Gather all lines in the records below that include the word "Código".

-------- RECORDED INFORMATION

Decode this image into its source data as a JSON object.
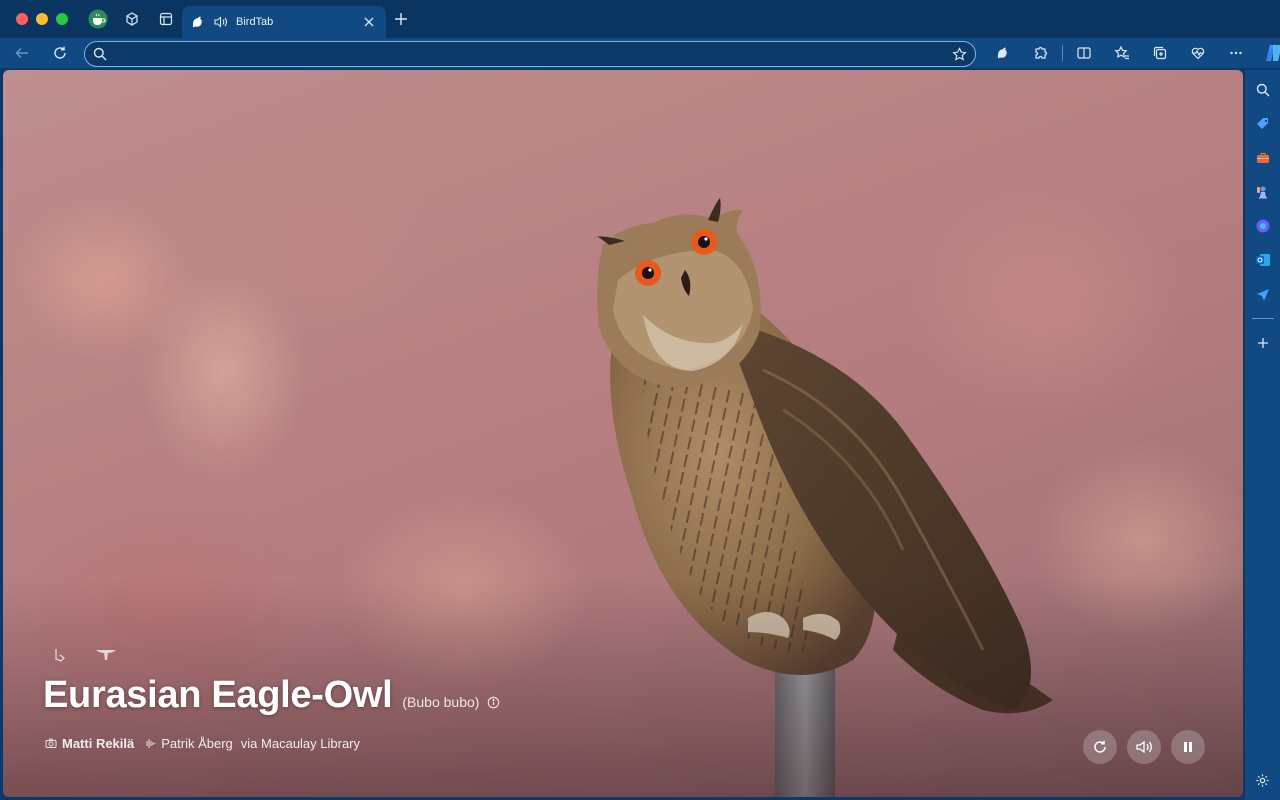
{
  "browser": {
    "tab": {
      "title": "BirdTab"
    },
    "address_bar": {
      "value": "",
      "placeholder": ""
    }
  },
  "bird": {
    "common_name": "Eurasian Eagle-Owl",
    "scientific_name": "(Bubo bubo)",
    "photographer": "Matti Rekilä",
    "recordist": "Patrik Åberg",
    "source": "via Macaulay Library"
  },
  "colors": {
    "tab_bar": "#0a3560",
    "toolbar": "#114a82",
    "accent": "#7fb4e6"
  },
  "icons": {
    "tab_favicon": "bird-icon",
    "sound": "speaker-icon",
    "refresh": "refresh-icon",
    "pause": "pause-icon"
  }
}
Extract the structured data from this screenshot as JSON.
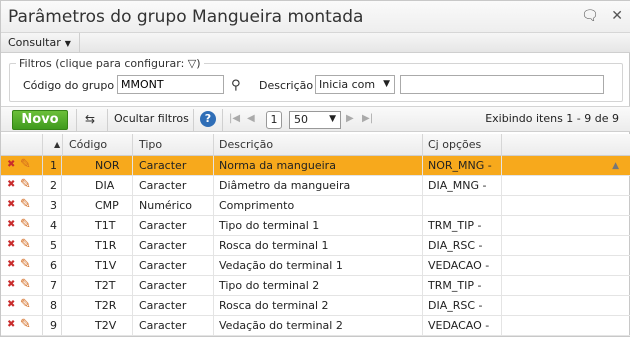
{
  "window": {
    "title": "Parâmetros do grupo Mangueira montada",
    "icons": [
      "chat-icon",
      "close-icon"
    ]
  },
  "menu": {
    "consultar_label": "Consultar"
  },
  "filters": {
    "legend": "Filtros (clique para configurar:",
    "legend_close": ")",
    "codigo_label": "Código do grupo",
    "codigo_value": "MMONT",
    "descricao_label": "Descrição",
    "descricao_mode": "Inicia com",
    "descricao_value": ""
  },
  "toolbar": {
    "novo_label": "Novo",
    "ocultar_label": "Ocultar filtros",
    "help_label": "?",
    "page": "1",
    "page_size": "50",
    "info": "Exibindo itens 1 - 9 de 9"
  },
  "columns": [
    "Código",
    "Tipo",
    "Descrição",
    "Cj opções"
  ],
  "rows": [
    {
      "n": "1",
      "codigo": "NOR",
      "tipo": "Caracter",
      "descricao": "Norma da mangueira",
      "cj": "NOR_MNG -"
    },
    {
      "n": "2",
      "codigo": "DIA",
      "tipo": "Caracter",
      "descricao": "Diâmetro da mangueira",
      "cj": "DIA_MNG -"
    },
    {
      "n": "3",
      "codigo": "CMP",
      "tipo": "Numérico",
      "descricao": "Comprimento",
      "cj": ""
    },
    {
      "n": "4",
      "codigo": "T1T",
      "tipo": "Caracter",
      "descricao": "Tipo do terminal 1",
      "cj": "TRM_TIP -"
    },
    {
      "n": "5",
      "codigo": "T1R",
      "tipo": "Caracter",
      "descricao": "Rosca do terminal 1",
      "cj": "DIA_RSC -"
    },
    {
      "n": "6",
      "codigo": "T1V",
      "tipo": "Caracter",
      "descricao": "Vedação do terminal 1",
      "cj": "VEDACAO -"
    },
    {
      "n": "7",
      "codigo": "T2T",
      "tipo": "Caracter",
      "descricao": "Tipo do terminal 2",
      "cj": "TRM_TIP -"
    },
    {
      "n": "8",
      "codigo": "T2R",
      "tipo": "Caracter",
      "descricao": "Rosca do terminal 2",
      "cj": "DIA_RSC -"
    },
    {
      "n": "9",
      "codigo": "T2V",
      "tipo": "Caracter",
      "descricao": "Vedação do terminal 2",
      "cj": "VEDACAO -"
    }
  ],
  "colors": {
    "selected_row": "#f7a91c",
    "novo_button": "#4aa822",
    "delete_icon": "#c92c2c",
    "edit_icon": "#d2691e"
  }
}
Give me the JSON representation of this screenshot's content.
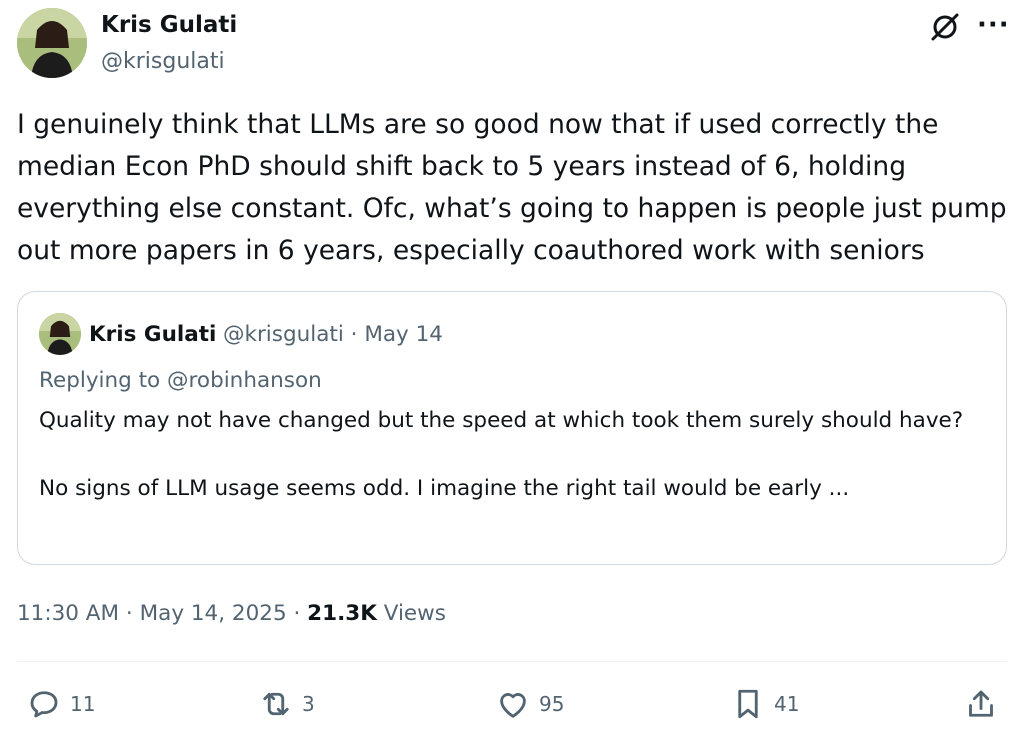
{
  "author": {
    "display_name": "Kris Gulati",
    "handle": "@krisgulati",
    "avatar_icon": "profile-photo-icon"
  },
  "header_icons": {
    "grok": "grok-icon",
    "more": "···"
  },
  "tweet": {
    "text": "I genuinely think that LLMs are so good now that if used correctly the median Econ PhD should shift back to 5 years instead of 6, holding everything else constant. Ofc, what’s going to happen is people just pump out more papers in 6 years, especially coauthored work with seniors"
  },
  "quoted_tweet": {
    "display_name": "Kris Gulati",
    "handle": "@krisgulati",
    "separator": "·",
    "date": "May 14",
    "replying_to": "Replying to @robinhanson",
    "text": "Quality may not have changed but the speed at which took them surely should have?\n\nNo signs of LLM usage seems odd. I imagine the right tail would be early ..."
  },
  "meta": {
    "time": "11:30 AM",
    "sep1": "·",
    "date": "May 14, 2025",
    "sep2": "·",
    "views_count": "21.3K",
    "views_label": "Views"
  },
  "actions": {
    "replies": "11",
    "reposts": "3",
    "likes": "95",
    "bookmarks": "41"
  },
  "colors": {
    "text": "#0f1419",
    "secondary": "#536471",
    "border": "#cfd9de"
  }
}
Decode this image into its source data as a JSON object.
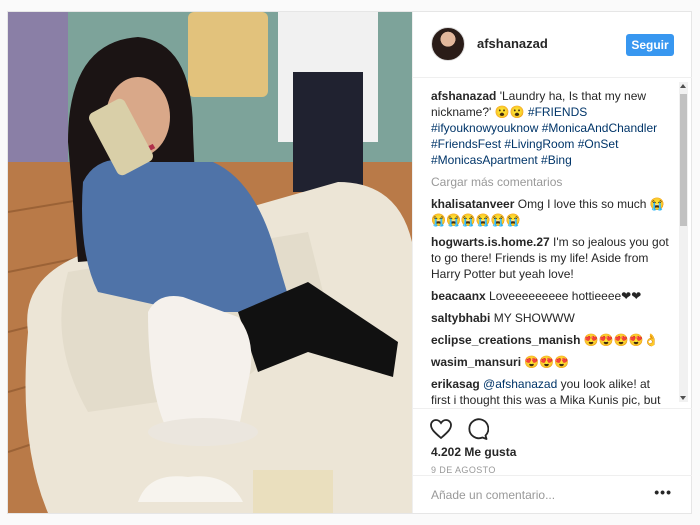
{
  "post": {
    "username": "afshanazad",
    "follow_label": "Seguir",
    "load_more": "Cargar más comentarios",
    "likes": "4.202 Me gusta",
    "date": "9 DE AGOSTO",
    "add_comment_placeholder": "Añade un comentario...",
    "more_glyph": "•••"
  },
  "caption": {
    "user": "afshanazad",
    "text": "'Laundry ha, Is that my new nickname?' 😮😮",
    "tags": "#FRIENDS #ifyouknowyouknow #MonicaAndChandler #FriendsFest #LivingRoom #OnSet #MonicasApartment #Bing"
  },
  "comments": [
    {
      "user": "khalisatanveer",
      "text": "Omg I love this so much 😭😭😭😭😭😭😭"
    },
    {
      "user": "hogwarts.is.home.27",
      "text": "I'm so jealous you got to go there! Friends is my life! Aside from Harry Potter but yeah love!"
    },
    {
      "user": "beacaanx",
      "text": "Loveeeeeeeee hottieeee❤❤"
    },
    {
      "user": "saltybhabi",
      "text": "MY SHOWWW"
    },
    {
      "user": "eclipse_creations_manish",
      "text": "😍😍😍😍👌"
    },
    {
      "user": "wasim_mansuri",
      "text": "😍😍😍"
    },
    {
      "user": "erikasag",
      "mention": "@afshanazad",
      "text": "you look alike! at first i thought this was a Mika Kunis pic, but then I saw that it was you! 🙀"
    }
  ],
  "colors": {
    "accent": "#3897f0",
    "hashtag": "#003569",
    "muted": "#999999"
  },
  "icons": {
    "like": "heart-icon",
    "comment": "comment-bubble-icon",
    "more": "more-options-icon"
  }
}
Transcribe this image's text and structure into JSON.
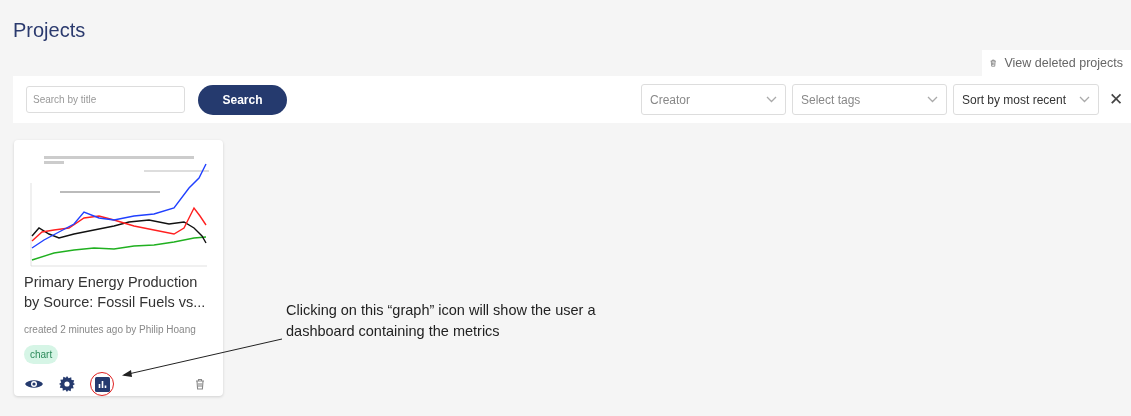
{
  "page_title": "Projects",
  "deleted_link": {
    "label": "View deleted projects"
  },
  "filters": {
    "search": {
      "placeholder": "Search by title"
    },
    "search_button": "Search",
    "dropdowns": [
      {
        "placeholder": "Creator",
        "selected": false
      },
      {
        "placeholder": "Select tags",
        "selected": false
      },
      {
        "placeholder": "Sort by most recent",
        "selected": true
      }
    ],
    "clear": "✕"
  },
  "projects": [
    {
      "title": "Primary Energy Production by Source: Fossil Fuels vs...",
      "meta": "created 2 minutes ago by Philip Hoang",
      "tags": [
        "chart"
      ]
    }
  ],
  "annotation": {
    "text": "Clicking on this “graph” icon will show the user a dashboard containing the metrics"
  }
}
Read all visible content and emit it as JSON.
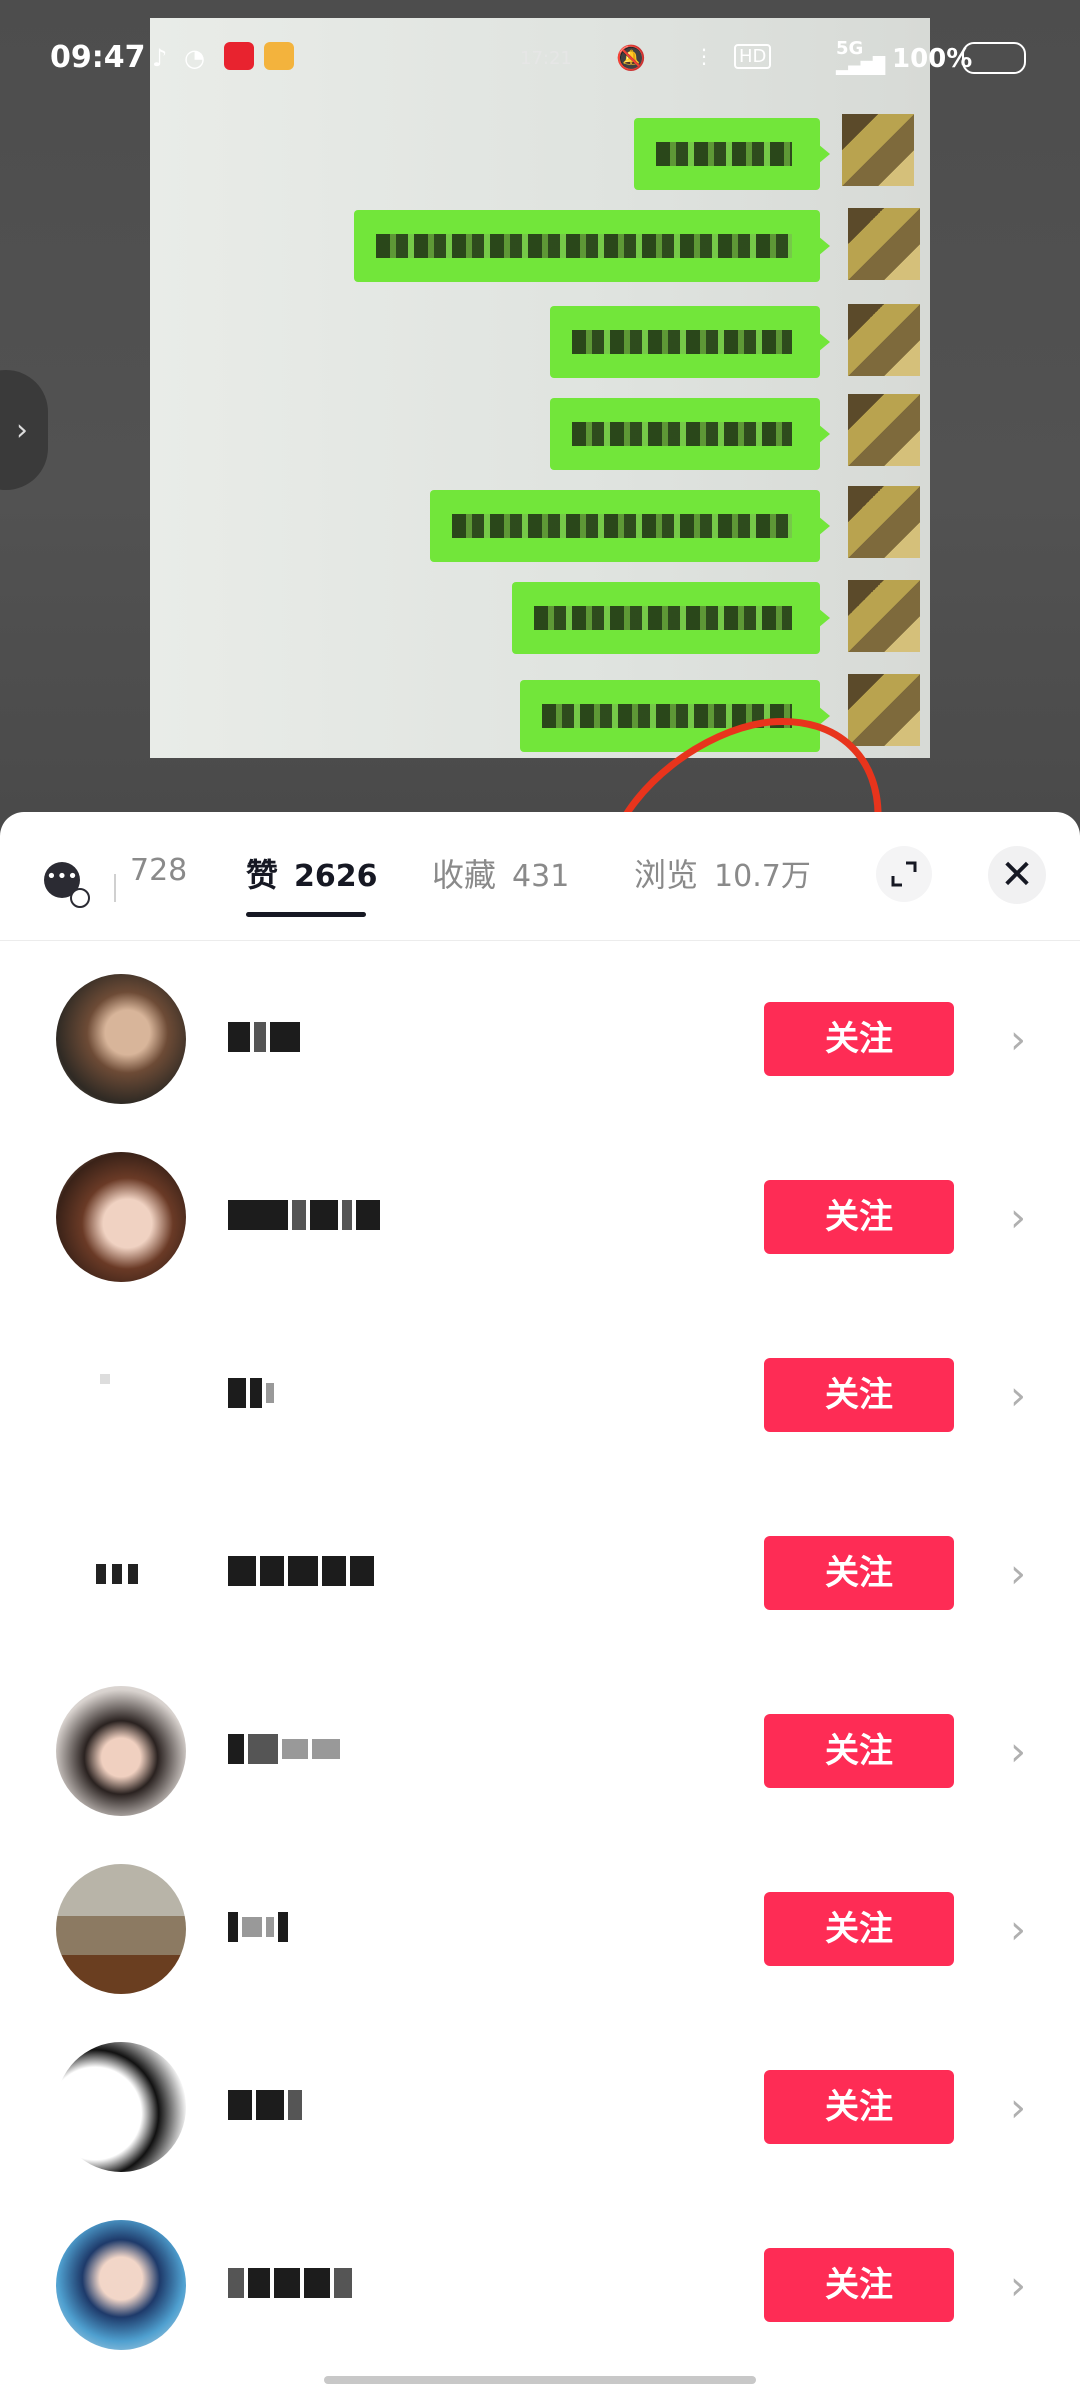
{
  "status_bar": {
    "time": "09:47",
    "center_time": "17:21",
    "network": "5G",
    "battery": "100%"
  },
  "tabs": [
    {
      "label": "",
      "count": "728",
      "active": false
    },
    {
      "label": "赞",
      "count": "2626",
      "active": true
    },
    {
      "label": "收藏",
      "count": "431",
      "active": false
    },
    {
      "label": "浏览",
      "count": "10.7万",
      "active": false
    }
  ],
  "users": [
    {
      "follow_label": "关注"
    },
    {
      "follow_label": "关注"
    },
    {
      "follow_label": "关注"
    },
    {
      "follow_label": "关注"
    },
    {
      "follow_label": "关注"
    },
    {
      "follow_label": "关注"
    },
    {
      "follow_label": "关注"
    },
    {
      "follow_label": "关注"
    }
  ],
  "colors": {
    "follow_button": "#fe2c55",
    "annotation_circle": "#e8341c",
    "chat_bubble": "#72e63a"
  },
  "icons": [
    "comment-settings-icon",
    "expand-icon",
    "close-icon",
    "chevron-right-icon"
  ]
}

----------------

WRITTEN RESPONSE:
    "codigo_label": "Código do grupo",
    "Código",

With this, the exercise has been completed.